From the listing below, extract each line containing the string "java".

## BEGIN Material

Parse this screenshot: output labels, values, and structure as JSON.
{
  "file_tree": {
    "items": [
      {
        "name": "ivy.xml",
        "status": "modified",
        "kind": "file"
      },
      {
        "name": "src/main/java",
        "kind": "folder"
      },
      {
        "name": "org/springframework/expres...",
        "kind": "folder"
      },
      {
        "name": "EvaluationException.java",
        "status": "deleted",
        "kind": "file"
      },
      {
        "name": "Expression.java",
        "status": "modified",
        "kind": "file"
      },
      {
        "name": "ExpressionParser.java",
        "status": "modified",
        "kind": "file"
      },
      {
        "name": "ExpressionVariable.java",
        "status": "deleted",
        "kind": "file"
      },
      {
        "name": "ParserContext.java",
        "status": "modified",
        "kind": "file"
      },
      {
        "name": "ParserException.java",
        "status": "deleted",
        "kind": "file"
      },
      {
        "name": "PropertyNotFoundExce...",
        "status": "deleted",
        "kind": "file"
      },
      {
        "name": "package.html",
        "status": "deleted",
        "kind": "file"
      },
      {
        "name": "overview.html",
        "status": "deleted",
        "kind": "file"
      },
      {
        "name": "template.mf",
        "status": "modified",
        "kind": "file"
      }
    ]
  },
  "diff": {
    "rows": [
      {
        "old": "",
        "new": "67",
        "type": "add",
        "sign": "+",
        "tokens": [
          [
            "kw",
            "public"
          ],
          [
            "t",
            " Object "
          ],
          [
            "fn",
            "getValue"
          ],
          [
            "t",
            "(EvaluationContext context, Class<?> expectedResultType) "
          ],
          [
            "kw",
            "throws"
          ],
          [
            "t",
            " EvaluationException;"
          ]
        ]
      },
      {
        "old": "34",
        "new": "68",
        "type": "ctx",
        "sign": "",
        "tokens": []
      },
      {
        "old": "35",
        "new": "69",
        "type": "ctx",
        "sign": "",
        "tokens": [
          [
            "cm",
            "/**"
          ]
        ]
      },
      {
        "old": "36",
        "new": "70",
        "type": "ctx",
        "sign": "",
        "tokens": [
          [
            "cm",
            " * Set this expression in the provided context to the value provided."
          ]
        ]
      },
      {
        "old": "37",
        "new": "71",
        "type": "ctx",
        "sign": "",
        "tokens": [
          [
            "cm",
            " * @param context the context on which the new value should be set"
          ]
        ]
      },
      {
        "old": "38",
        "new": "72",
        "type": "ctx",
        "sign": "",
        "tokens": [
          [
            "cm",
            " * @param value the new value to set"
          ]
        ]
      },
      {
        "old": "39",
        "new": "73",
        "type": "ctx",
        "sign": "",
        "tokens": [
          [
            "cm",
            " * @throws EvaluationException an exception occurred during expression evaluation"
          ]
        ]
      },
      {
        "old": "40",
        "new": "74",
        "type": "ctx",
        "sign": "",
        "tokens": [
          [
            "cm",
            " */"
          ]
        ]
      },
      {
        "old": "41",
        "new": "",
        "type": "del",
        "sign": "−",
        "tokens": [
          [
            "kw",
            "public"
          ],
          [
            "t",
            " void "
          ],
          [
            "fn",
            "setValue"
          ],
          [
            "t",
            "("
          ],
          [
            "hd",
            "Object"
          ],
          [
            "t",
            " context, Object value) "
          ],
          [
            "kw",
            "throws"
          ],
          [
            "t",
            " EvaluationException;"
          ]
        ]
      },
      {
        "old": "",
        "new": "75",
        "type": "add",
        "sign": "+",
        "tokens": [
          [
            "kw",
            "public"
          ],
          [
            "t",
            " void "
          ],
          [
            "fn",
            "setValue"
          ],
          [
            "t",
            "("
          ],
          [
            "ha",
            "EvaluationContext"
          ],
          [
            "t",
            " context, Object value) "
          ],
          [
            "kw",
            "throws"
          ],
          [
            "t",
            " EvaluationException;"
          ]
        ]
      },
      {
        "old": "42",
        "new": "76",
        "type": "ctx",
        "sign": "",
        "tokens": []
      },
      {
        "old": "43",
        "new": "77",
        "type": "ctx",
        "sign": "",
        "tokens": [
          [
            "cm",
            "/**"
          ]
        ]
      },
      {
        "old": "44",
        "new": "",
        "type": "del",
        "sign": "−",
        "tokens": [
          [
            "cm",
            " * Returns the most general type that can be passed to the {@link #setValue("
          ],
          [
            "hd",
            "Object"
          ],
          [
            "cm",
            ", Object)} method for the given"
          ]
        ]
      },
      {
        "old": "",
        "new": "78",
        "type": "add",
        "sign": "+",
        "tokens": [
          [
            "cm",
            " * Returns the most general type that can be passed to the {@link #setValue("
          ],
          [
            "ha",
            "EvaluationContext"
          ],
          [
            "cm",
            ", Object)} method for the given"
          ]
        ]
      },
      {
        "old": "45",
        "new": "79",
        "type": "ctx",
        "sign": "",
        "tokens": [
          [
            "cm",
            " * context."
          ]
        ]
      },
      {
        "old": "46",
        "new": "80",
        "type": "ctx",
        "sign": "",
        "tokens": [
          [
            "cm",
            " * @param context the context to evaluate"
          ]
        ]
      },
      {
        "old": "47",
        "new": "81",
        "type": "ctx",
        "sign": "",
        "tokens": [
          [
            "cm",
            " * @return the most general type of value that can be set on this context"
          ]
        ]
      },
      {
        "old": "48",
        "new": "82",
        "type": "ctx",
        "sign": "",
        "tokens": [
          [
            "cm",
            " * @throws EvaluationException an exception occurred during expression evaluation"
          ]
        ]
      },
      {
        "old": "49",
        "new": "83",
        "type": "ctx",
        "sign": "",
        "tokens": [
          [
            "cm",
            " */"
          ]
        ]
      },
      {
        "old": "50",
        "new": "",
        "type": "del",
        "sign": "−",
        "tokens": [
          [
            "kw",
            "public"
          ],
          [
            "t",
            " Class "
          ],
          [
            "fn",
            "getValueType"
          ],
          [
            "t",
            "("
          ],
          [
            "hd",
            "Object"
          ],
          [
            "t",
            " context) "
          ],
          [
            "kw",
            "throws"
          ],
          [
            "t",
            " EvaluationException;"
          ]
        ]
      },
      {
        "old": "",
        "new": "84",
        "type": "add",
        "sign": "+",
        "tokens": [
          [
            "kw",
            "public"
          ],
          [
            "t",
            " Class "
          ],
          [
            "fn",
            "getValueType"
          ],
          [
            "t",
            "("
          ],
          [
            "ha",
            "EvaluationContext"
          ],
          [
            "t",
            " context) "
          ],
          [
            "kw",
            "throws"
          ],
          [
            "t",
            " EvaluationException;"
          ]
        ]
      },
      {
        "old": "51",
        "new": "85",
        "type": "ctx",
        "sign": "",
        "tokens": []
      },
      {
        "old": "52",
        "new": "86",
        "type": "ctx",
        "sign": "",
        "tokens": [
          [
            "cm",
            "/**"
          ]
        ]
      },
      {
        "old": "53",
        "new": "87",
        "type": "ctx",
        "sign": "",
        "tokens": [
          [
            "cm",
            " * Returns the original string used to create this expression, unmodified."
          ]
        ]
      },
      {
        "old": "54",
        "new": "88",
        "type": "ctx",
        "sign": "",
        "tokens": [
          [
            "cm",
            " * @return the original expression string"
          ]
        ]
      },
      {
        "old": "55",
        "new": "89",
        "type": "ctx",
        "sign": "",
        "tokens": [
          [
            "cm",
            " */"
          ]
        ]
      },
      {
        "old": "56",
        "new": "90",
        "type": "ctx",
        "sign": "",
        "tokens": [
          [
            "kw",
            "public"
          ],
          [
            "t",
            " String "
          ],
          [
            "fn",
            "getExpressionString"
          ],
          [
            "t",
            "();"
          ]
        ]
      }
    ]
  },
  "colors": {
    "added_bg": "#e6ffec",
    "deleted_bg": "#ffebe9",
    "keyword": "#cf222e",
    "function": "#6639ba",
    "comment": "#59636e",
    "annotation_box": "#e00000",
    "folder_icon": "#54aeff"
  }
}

## END Material

## Answer to the exercise:
        "name": "src/main/java",
        "name": "EvaluationException.java",
        "name": "Expression.java",
        "name": "ExpressionParser.java",
        "name": "ExpressionVariable.java",
        "name": "ParserContext.java",
        "name": "ParserException.java",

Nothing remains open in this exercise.